What you should do: Identify each line containing the word "value" and copy it.

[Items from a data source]
━━━━━━

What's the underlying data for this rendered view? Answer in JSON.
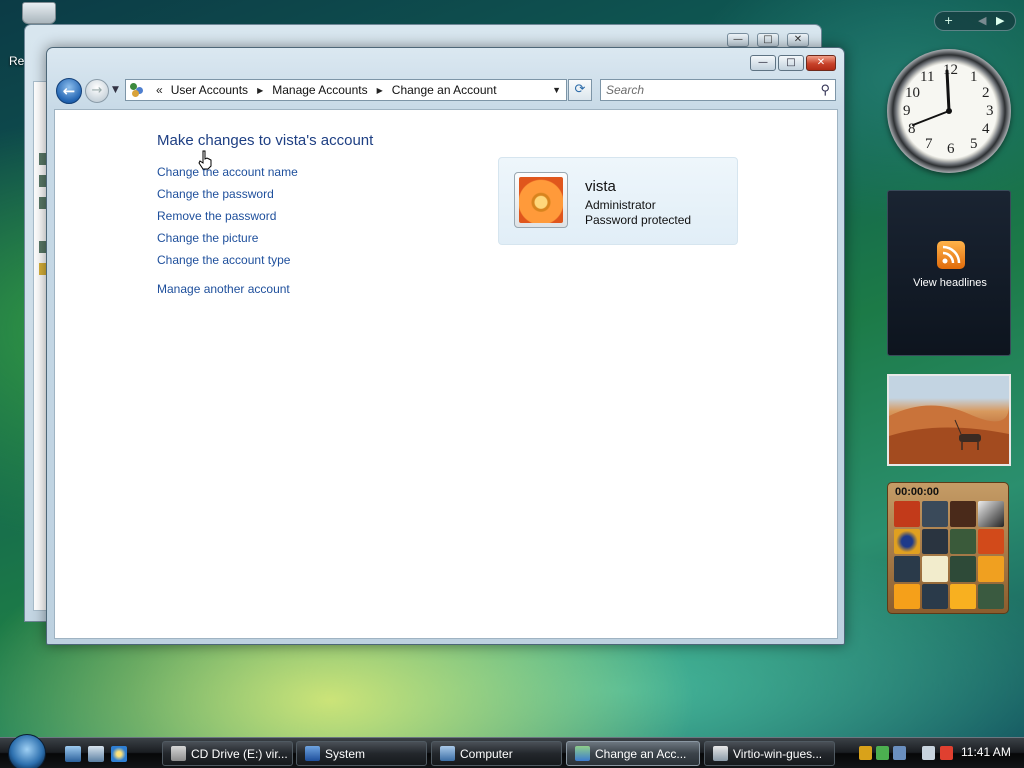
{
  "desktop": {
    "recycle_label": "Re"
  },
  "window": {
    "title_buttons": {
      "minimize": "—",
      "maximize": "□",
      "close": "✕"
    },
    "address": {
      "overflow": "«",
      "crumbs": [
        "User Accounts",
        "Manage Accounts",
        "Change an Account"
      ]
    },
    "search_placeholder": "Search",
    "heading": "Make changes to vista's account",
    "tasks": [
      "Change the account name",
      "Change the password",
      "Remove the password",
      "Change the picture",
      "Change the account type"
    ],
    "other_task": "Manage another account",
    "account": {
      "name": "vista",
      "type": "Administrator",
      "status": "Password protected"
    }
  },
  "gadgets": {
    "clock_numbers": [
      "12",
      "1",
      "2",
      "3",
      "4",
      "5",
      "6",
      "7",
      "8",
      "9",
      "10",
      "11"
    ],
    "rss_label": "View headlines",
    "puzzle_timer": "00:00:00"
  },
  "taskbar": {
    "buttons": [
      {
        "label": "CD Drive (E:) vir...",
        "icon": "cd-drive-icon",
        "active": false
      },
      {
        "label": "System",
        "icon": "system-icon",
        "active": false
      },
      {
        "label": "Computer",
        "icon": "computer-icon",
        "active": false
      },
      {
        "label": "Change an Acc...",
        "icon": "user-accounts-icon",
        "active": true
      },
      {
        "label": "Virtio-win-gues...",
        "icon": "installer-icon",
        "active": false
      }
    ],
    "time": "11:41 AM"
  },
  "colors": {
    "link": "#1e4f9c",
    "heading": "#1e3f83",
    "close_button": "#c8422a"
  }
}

━━━━━━

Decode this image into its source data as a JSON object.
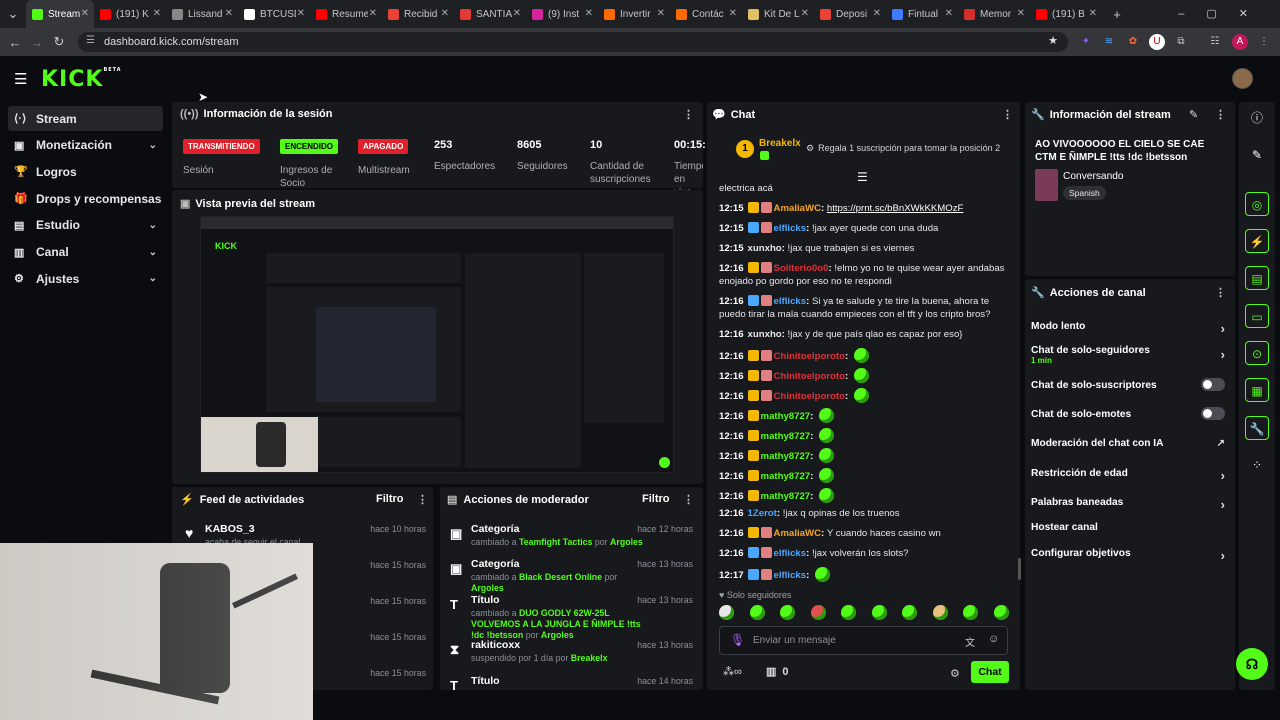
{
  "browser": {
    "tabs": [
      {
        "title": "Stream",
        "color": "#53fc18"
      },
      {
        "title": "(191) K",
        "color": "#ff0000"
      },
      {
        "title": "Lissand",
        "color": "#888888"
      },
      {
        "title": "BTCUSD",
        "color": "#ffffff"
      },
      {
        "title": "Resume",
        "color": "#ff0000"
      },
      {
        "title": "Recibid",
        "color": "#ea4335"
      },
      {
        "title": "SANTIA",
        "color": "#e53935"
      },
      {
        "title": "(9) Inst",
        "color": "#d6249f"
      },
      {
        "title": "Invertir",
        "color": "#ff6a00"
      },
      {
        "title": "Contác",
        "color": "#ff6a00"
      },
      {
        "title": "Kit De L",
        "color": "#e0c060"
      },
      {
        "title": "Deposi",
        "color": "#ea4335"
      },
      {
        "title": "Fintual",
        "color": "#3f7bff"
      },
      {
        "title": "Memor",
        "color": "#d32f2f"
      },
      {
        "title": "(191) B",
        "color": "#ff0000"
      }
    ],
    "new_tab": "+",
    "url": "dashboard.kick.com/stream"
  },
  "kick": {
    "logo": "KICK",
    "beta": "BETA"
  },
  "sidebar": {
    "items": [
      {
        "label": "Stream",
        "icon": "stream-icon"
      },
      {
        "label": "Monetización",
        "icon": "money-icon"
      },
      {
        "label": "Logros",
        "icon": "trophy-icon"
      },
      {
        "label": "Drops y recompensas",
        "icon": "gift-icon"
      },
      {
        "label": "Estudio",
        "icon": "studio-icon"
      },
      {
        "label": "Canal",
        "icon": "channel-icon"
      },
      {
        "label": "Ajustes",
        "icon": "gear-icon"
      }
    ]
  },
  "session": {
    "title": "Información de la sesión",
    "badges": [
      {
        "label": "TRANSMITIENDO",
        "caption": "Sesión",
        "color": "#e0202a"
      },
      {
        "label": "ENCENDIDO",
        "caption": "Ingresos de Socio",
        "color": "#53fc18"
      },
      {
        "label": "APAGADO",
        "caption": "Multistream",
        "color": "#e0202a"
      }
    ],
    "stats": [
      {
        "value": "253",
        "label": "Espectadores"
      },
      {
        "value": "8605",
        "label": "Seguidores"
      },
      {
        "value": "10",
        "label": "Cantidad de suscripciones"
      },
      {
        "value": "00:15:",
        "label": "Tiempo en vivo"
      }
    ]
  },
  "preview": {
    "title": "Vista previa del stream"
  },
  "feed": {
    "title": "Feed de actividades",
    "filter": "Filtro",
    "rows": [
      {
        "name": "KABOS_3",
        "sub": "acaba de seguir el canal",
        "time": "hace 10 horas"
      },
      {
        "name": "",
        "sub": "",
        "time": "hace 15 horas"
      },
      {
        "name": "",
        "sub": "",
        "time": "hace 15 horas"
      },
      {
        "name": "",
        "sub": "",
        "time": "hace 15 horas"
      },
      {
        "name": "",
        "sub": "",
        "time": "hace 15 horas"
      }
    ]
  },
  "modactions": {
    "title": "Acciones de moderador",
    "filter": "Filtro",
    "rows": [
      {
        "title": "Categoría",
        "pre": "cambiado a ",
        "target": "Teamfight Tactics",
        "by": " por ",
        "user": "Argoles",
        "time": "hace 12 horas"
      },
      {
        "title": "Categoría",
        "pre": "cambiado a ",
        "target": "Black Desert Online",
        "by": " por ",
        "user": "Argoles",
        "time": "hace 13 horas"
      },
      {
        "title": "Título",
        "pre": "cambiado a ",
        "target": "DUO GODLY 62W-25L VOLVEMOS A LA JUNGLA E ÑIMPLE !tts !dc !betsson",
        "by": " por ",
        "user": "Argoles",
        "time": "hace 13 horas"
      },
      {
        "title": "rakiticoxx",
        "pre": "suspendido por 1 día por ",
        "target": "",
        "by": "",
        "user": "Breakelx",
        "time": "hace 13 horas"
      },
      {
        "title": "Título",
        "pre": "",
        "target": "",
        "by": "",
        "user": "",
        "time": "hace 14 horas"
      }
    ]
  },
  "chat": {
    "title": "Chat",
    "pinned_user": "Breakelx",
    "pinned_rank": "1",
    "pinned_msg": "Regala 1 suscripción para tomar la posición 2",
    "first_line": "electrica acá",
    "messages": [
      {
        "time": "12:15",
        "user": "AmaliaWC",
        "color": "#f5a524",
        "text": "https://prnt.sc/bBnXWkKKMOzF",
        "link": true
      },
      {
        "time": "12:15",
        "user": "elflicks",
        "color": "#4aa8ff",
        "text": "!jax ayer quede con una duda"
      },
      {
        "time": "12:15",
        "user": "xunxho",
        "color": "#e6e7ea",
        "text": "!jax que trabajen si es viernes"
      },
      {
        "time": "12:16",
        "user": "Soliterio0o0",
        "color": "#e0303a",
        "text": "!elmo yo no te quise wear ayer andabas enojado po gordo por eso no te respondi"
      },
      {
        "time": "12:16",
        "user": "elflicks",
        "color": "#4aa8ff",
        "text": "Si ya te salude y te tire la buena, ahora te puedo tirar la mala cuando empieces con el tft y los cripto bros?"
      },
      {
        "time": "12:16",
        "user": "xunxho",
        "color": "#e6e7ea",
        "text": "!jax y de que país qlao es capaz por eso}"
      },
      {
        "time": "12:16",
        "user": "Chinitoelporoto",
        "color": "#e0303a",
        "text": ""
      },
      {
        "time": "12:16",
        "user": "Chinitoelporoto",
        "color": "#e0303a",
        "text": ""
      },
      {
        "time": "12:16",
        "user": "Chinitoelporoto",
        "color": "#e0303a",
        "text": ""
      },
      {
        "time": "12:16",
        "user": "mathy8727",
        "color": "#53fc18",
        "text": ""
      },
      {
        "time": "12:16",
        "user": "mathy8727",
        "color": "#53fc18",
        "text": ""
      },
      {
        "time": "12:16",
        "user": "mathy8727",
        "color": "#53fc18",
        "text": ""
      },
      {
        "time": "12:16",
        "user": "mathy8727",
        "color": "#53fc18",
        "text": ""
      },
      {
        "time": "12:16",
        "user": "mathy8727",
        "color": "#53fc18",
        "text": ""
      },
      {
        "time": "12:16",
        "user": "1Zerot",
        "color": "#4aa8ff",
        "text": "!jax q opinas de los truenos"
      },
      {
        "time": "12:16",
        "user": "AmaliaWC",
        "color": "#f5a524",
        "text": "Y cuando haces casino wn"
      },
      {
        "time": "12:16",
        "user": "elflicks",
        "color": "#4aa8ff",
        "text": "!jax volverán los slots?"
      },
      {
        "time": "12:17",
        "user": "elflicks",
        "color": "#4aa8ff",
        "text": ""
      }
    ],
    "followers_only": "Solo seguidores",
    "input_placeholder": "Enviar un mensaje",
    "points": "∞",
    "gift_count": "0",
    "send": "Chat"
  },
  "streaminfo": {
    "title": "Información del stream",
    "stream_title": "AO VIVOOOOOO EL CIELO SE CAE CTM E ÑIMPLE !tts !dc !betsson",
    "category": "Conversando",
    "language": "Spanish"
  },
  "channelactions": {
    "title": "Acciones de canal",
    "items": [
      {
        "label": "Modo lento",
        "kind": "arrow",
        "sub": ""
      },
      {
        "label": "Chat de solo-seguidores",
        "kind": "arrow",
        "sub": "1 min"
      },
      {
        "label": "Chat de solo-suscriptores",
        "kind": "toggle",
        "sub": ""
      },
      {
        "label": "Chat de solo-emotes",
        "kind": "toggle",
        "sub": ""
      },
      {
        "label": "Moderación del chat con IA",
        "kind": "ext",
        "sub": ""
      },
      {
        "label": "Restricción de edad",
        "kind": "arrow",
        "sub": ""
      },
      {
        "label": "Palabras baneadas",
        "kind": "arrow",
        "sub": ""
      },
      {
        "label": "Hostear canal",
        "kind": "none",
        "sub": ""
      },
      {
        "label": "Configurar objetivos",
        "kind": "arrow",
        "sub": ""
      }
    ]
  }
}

━━━━━━

Result of the exercise:
        "value": "253",
        "value": "8605",
        "value": "10",
        "value": "00:15:",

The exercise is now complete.